Copy the listing verbatim, excluding any images found in it.

Material to process.
····················

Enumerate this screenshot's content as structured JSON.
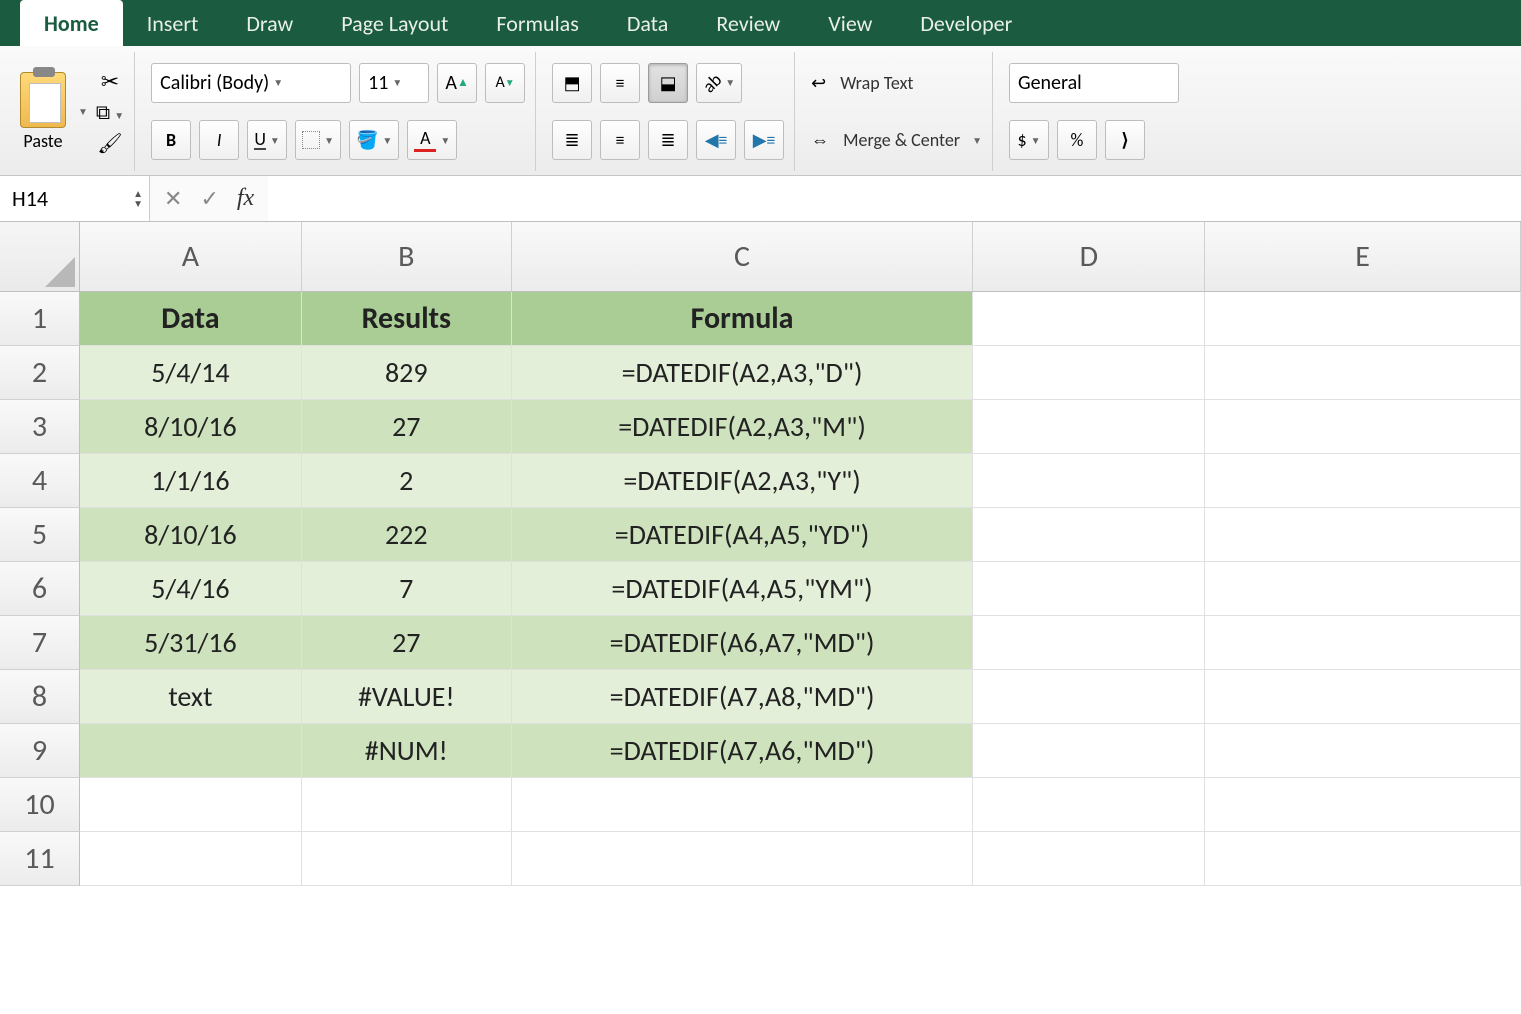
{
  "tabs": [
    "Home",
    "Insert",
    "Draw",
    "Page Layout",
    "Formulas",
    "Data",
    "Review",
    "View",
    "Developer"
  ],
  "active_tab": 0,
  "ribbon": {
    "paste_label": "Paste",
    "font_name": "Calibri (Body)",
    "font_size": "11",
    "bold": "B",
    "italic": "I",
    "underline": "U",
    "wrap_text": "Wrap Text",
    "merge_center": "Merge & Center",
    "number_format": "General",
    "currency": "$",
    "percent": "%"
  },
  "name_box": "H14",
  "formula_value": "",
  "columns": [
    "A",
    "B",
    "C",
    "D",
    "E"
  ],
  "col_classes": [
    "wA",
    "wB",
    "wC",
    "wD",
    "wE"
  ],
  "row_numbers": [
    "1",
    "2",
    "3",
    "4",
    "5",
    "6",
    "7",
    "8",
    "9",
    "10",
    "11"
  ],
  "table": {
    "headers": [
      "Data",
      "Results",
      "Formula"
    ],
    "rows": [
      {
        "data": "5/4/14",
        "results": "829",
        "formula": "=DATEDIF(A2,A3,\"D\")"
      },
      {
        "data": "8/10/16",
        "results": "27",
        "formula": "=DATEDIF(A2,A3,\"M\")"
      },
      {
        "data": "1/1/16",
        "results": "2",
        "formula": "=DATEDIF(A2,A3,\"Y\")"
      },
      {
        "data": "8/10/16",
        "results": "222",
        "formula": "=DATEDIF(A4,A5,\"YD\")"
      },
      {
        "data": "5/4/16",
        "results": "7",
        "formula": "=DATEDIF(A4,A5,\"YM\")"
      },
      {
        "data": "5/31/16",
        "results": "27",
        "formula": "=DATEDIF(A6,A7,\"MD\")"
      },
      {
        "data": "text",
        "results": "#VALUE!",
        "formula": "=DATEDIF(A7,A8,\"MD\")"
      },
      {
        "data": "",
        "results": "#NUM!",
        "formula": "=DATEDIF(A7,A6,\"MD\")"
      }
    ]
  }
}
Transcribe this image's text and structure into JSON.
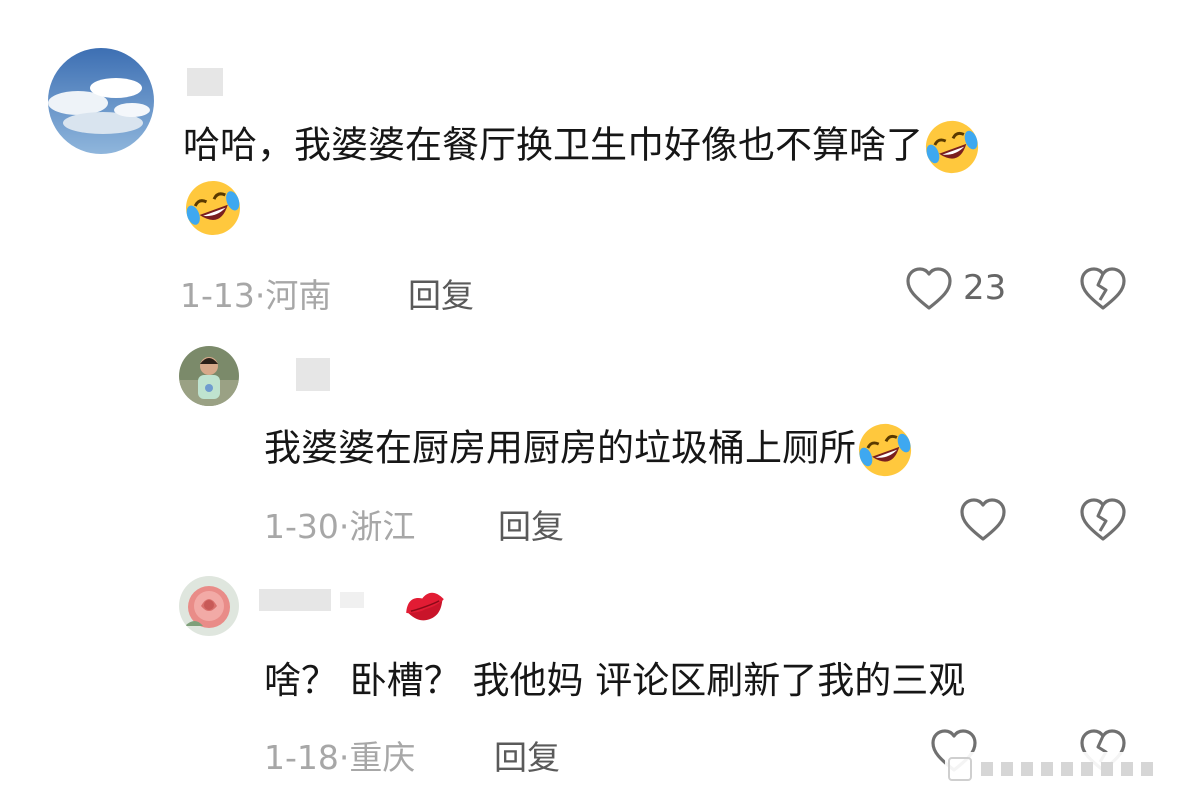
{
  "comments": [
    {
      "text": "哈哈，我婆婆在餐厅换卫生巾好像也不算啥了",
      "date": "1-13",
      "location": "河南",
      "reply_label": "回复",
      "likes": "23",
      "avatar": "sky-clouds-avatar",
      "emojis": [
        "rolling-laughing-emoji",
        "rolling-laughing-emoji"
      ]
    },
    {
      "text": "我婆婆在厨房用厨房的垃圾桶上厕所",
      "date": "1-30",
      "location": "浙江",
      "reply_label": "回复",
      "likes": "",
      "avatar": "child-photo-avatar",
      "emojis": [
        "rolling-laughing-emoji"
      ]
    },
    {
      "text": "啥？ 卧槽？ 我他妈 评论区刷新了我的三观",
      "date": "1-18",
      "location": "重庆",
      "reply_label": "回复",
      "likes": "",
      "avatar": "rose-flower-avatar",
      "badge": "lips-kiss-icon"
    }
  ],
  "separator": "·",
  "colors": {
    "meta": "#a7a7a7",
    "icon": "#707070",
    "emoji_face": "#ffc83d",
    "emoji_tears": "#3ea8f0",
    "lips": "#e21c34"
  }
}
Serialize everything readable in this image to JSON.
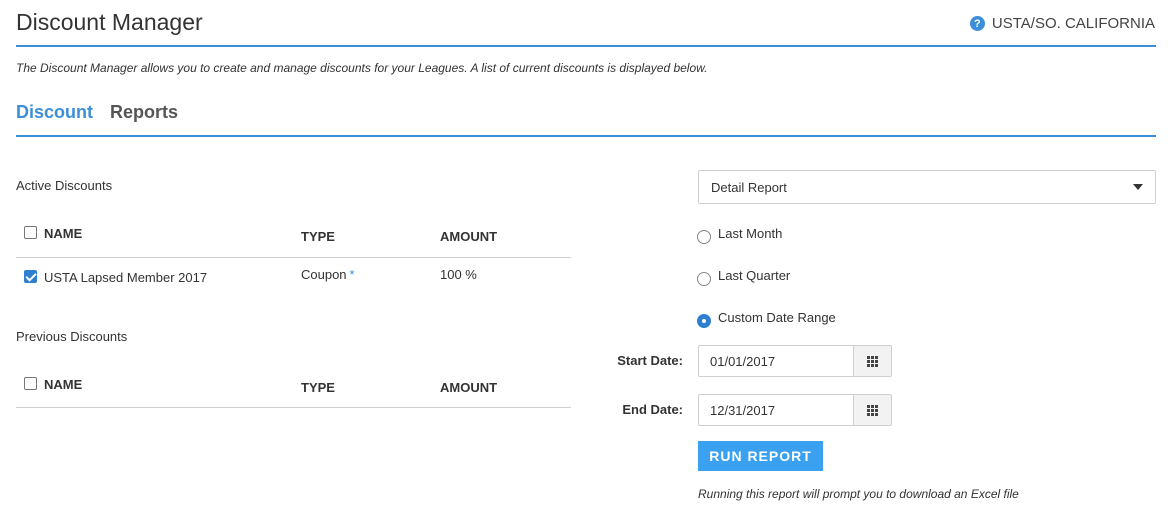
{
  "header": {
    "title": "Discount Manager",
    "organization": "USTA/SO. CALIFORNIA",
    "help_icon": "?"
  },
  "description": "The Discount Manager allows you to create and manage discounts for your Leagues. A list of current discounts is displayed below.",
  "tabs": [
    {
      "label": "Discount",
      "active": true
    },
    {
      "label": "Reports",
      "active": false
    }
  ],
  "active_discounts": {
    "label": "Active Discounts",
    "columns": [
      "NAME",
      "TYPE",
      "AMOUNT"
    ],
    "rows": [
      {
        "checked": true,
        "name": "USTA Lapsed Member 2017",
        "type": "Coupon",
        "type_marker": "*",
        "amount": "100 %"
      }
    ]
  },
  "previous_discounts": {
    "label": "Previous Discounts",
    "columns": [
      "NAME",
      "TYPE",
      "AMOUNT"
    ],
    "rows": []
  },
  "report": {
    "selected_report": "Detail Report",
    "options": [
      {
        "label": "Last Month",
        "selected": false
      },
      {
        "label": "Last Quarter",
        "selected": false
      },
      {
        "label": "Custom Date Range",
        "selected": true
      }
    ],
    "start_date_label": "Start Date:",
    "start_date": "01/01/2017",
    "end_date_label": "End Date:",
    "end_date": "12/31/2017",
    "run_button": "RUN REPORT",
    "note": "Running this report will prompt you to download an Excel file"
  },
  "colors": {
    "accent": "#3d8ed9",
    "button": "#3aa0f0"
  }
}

····················

Worked answer.
Enumerate this screenshot's content as structured JSON.
{
  "tabs": [
    "Home",
    "Insert",
    "Draw",
    "Page Layout",
    "Formulas",
    "Data",
    "Review",
    "View",
    "Developer"
  ],
  "active_tab": 0,
  "ribbon": {
    "paste_label": "Paste",
    "font_name": "Calibri (Body)",
    "font_size": "11",
    "bold": "B",
    "italic": "I",
    "underline": "U",
    "wrap_text": "Wrap Text",
    "merge_center": "Merge & Center",
    "number_format": "General",
    "currency": "$",
    "percent": "%"
  },
  "name_box": "H14",
  "formula_value": "",
  "columns": [
    "A",
    "B",
    "C",
    "D",
    "E"
  ],
  "col_classes": [
    "wA",
    "wB",
    "wC",
    "wD",
    "wE"
  ],
  "row_numbers": [
    "1",
    "2",
    "3",
    "4",
    "5",
    "6",
    "7",
    "8",
    "9",
    "10",
    "11"
  ],
  "table": {
    "headers": [
      "Data",
      "Results",
      "Formula"
    ],
    "rows": [
      {
        "data": "5/4/14",
        "results": "829",
        "formula": "=DATEDIF(A2,A3,\"D\")"
      },
      {
        "data": "8/10/16",
        "results": "27",
        "formula": "=DATEDIF(A2,A3,\"M\")"
      },
      {
        "data": "1/1/16",
        "results": "2",
        "formula": "=DATEDIF(A2,A3,\"Y\")"
      },
      {
        "data": "8/10/16",
        "results": "222",
        "formula": "=DATEDIF(A4,A5,\"YD\")"
      },
      {
        "data": "5/4/16",
        "results": "7",
        "formula": "=DATEDIF(A4,A5,\"YM\")"
      },
      {
        "data": "5/31/16",
        "results": "27",
        "formula": "=DATEDIF(A6,A7,\"MD\")"
      },
      {
        "data": "text",
        "results": "#VALUE!",
        "formula": "=DATEDIF(A7,A8,\"MD\")"
      },
      {
        "data": "",
        "results": "#NUM!",
        "formula": "=DATEDIF(A7,A6,\"MD\")"
      }
    ]
  }
}
Transcribe this image's text and structure into JSON.
{
  "comments": [
    {
      "text": "哈哈，我婆婆在餐厅换卫生巾好像也不算啥了",
      "date": "1-13",
      "location": "河南",
      "reply_label": "回复",
      "likes": "23",
      "avatar": "sky-clouds-avatar",
      "emojis": [
        "rolling-laughing-emoji",
        "rolling-laughing-emoji"
      ]
    },
    {
      "text": "我婆婆在厨房用厨房的垃圾桶上厕所",
      "date": "1-30",
      "location": "浙江",
      "reply_label": "回复",
      "likes": "",
      "avatar": "child-photo-avatar",
      "emojis": [
        "rolling-laughing-emoji"
      ]
    },
    {
      "text": "啥？ 卧槽？ 我他妈 评论区刷新了我的三观",
      "date": "1-18",
      "location": "重庆",
      "reply_label": "回复",
      "likes": "",
      "avatar": "rose-flower-avatar",
      "badge": "lips-kiss-icon"
    }
  ],
  "separator": "·",
  "colors": {
    "meta": "#a7a7a7",
    "icon": "#707070",
    "emoji_face": "#ffc83d",
    "emoji_tears": "#3ea8f0",
    "lips": "#e21c34"
  }
}
Serialize everything readable in this image to JSON.
{
  "header": {
    "title": "Discount Manager",
    "organization": "USTA/SO. CALIFORNIA",
    "help_icon": "?"
  },
  "description": "The Discount Manager allows you to create and manage discounts for your Leagues. A list of current discounts is displayed below.",
  "tabs": [
    {
      "label": "Discount",
      "active": true
    },
    {
      "label": "Reports",
      "active": false
    }
  ],
  "active_discounts": {
    "label": "Active Discounts",
    "columns": [
      "NAME",
      "TYPE",
      "AMOUNT"
    ],
    "rows": [
      {
        "checked": true,
        "name": "USTA Lapsed Member 2017",
        "type": "Coupon",
        "type_marker": "*",
        "amount": "100 %"
      }
    ]
  },
  "previous_discounts": {
    "label": "Previous Discounts",
    "columns": [
      "NAME",
      "TYPE",
      "AMOUNT"
    ],
    "rows": []
  },
  "report": {
    "selected_report": "Detail Report",
    "options": [
      {
        "label": "Last Month",
        "selected": false
      },
      {
        "label": "Last Quarter",
        "selected": false
      },
      {
        "label": "Custom Date Range",
        "selected": true
      }
    ],
    "start_date_label": "Start Date:",
    "start_date": "01/01/2017",
    "end_date_label": "End Date:",
    "end_date": "12/31/2017",
    "run_button": "RUN REPORT",
    "note": "Running this report will prompt you to download an Excel file"
  },
  "colors": {
    "accent": "#3d8ed9",
    "button": "#3aa0f0"
  }
}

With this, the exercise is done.